Reproduce word for word the part of the material that opens with its first line and closes with the line containing "30, 232, 46]", including both of those lines.

## Begin PROVIDED RECORDS

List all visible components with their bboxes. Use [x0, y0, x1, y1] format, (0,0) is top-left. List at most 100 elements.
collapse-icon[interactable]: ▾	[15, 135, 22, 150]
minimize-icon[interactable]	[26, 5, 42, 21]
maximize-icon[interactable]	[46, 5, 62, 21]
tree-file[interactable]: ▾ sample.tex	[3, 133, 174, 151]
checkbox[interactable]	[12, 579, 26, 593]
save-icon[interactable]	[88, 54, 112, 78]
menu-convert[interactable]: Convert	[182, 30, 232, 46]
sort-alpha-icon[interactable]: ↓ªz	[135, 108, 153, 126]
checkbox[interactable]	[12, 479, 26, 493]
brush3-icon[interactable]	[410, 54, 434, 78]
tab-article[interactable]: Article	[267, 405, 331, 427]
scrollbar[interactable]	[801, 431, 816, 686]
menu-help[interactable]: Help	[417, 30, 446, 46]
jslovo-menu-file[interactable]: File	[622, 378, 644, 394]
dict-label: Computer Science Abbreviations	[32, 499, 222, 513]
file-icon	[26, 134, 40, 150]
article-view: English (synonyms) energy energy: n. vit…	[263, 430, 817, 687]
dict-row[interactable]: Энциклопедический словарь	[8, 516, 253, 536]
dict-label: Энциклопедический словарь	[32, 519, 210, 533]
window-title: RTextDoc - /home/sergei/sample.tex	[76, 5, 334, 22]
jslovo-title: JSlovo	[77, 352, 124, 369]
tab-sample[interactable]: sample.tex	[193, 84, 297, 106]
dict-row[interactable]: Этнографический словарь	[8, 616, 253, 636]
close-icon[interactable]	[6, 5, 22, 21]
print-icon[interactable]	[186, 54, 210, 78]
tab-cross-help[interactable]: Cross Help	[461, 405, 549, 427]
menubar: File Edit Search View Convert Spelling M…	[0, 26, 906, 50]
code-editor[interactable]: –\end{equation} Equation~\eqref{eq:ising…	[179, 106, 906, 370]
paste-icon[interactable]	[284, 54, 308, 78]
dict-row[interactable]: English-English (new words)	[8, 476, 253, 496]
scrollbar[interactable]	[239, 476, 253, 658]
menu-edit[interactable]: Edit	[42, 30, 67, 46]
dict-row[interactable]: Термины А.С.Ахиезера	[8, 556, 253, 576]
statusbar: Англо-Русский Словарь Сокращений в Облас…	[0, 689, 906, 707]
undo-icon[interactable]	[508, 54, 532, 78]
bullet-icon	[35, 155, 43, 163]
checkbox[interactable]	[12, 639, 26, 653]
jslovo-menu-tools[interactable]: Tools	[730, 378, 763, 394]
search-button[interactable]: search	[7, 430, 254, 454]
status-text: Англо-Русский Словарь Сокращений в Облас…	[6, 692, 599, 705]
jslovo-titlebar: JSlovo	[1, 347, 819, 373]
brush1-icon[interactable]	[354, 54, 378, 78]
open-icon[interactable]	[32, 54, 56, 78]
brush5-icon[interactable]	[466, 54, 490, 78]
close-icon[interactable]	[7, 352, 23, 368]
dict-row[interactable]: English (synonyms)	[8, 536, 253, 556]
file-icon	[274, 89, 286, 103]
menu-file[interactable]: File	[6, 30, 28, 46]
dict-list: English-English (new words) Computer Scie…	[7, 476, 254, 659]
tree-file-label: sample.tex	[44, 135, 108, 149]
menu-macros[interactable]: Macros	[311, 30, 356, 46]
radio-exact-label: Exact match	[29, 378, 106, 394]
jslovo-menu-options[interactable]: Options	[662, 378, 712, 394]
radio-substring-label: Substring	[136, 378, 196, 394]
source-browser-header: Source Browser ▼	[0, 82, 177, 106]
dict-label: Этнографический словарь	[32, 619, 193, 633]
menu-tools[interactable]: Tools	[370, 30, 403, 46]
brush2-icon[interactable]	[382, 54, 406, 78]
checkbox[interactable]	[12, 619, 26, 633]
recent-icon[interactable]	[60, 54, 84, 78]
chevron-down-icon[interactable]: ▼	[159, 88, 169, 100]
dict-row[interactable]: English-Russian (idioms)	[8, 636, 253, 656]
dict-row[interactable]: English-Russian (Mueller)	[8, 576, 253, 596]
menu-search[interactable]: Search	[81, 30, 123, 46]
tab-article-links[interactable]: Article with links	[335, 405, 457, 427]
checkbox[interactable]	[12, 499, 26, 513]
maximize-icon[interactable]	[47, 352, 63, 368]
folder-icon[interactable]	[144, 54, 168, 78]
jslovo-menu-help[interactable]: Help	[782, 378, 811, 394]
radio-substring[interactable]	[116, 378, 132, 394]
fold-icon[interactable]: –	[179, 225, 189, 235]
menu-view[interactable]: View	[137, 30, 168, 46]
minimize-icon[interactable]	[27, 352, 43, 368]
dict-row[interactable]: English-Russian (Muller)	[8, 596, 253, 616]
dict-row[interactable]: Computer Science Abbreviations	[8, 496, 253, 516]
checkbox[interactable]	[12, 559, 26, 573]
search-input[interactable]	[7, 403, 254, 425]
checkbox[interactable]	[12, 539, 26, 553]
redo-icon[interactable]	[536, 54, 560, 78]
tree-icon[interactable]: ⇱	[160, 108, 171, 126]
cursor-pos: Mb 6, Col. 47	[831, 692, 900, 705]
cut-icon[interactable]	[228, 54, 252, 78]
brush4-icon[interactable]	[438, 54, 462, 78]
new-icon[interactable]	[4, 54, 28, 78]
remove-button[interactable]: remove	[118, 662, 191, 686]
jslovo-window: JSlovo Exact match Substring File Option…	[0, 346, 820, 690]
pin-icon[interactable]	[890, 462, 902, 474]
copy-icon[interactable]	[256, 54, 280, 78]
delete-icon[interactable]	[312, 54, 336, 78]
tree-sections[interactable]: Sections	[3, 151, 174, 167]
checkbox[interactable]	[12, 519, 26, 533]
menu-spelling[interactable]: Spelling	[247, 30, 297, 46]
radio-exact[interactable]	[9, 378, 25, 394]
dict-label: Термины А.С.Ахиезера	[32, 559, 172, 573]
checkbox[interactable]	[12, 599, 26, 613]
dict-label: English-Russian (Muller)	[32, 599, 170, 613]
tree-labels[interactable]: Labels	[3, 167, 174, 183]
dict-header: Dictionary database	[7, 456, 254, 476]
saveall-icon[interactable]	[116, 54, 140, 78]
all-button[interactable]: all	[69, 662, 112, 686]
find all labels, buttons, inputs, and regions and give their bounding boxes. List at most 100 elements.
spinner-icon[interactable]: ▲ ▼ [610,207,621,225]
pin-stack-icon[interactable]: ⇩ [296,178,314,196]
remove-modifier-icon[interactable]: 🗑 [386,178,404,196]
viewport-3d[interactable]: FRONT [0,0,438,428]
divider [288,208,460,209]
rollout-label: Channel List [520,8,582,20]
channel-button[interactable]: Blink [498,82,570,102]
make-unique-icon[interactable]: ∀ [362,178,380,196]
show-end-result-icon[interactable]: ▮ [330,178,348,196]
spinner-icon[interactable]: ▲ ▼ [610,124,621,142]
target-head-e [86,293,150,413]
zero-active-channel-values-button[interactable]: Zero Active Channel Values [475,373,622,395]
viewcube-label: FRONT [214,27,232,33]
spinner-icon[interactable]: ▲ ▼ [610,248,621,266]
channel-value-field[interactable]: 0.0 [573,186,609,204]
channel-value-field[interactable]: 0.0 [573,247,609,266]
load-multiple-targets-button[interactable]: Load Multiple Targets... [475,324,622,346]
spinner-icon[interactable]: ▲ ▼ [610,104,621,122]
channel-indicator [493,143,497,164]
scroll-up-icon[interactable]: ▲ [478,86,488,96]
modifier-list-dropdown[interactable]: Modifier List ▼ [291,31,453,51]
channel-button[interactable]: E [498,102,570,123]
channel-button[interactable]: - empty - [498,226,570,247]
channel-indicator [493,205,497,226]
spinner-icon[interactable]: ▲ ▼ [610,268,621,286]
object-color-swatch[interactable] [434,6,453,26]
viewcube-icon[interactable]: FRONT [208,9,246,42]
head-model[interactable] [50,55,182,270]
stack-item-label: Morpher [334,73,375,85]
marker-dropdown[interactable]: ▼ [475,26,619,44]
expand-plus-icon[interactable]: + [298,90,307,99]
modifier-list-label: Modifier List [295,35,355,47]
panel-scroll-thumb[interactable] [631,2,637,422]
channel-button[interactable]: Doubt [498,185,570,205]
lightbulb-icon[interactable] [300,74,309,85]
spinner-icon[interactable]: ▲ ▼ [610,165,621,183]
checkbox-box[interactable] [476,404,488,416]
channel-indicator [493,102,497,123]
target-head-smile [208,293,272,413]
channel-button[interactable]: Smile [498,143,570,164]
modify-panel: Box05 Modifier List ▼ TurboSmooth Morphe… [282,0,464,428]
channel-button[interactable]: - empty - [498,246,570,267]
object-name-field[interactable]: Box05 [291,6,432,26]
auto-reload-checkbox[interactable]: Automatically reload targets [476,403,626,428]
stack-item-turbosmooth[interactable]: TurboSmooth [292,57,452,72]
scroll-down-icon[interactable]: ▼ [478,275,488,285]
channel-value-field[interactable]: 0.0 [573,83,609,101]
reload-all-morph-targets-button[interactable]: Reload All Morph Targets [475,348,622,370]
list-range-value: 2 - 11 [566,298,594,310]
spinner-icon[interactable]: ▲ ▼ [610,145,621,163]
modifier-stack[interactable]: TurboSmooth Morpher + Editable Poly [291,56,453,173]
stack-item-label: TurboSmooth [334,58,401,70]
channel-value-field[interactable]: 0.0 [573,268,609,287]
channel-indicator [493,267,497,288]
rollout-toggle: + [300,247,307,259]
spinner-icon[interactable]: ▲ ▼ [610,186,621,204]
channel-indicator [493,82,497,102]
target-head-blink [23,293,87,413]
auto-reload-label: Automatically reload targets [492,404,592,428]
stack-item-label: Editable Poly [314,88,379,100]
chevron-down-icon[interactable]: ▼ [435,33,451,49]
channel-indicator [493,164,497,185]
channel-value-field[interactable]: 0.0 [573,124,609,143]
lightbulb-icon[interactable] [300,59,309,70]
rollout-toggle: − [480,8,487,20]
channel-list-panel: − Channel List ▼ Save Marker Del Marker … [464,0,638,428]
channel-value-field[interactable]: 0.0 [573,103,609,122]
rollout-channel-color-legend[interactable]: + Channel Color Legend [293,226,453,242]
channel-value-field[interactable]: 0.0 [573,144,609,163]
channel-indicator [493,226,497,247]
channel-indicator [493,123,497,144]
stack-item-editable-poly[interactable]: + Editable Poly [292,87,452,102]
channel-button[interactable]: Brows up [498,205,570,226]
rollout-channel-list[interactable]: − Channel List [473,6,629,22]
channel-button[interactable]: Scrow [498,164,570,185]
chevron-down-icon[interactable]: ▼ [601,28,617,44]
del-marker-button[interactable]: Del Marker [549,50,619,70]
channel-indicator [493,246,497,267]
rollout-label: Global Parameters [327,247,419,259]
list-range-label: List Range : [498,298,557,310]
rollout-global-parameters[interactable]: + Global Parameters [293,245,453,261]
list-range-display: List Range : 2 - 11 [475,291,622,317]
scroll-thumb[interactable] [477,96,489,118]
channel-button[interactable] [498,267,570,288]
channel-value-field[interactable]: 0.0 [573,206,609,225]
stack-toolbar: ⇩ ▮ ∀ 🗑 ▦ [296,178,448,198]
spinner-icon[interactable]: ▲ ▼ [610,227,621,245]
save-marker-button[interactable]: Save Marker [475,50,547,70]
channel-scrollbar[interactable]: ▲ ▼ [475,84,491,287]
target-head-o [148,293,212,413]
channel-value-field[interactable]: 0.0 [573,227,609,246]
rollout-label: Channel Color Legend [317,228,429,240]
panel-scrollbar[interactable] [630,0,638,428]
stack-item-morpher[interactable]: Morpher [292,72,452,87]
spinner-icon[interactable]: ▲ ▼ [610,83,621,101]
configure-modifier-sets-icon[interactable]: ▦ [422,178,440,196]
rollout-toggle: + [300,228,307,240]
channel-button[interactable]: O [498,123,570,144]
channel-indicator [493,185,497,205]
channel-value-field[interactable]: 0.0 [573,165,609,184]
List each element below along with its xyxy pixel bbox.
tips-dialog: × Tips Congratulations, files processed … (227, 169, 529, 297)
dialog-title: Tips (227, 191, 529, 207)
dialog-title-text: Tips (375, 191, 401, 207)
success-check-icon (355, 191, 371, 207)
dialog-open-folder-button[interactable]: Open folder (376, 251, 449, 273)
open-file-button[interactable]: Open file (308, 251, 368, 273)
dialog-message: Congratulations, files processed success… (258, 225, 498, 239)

## End PROVIDED RECORDS

> **EXERCISE OUTPUT**:
List all visible components with their bboxes. Use [x0, y0, x1, y1] format, (0,0) is top-left. List at most 100 elements.
collapse-icon[interactable]: ▾	[15, 135, 22, 150]
minimize-icon[interactable]	[26, 5, 42, 21]
maximize-icon[interactable]	[46, 5, 62, 21]
tree-file[interactable]: ▾ sample.tex	[3, 133, 174, 151]
checkbox[interactable]	[12, 579, 26, 593]
save-icon[interactable]	[88, 54, 112, 78]
menu-convert[interactable]: Convert	[182, 30, 232, 46]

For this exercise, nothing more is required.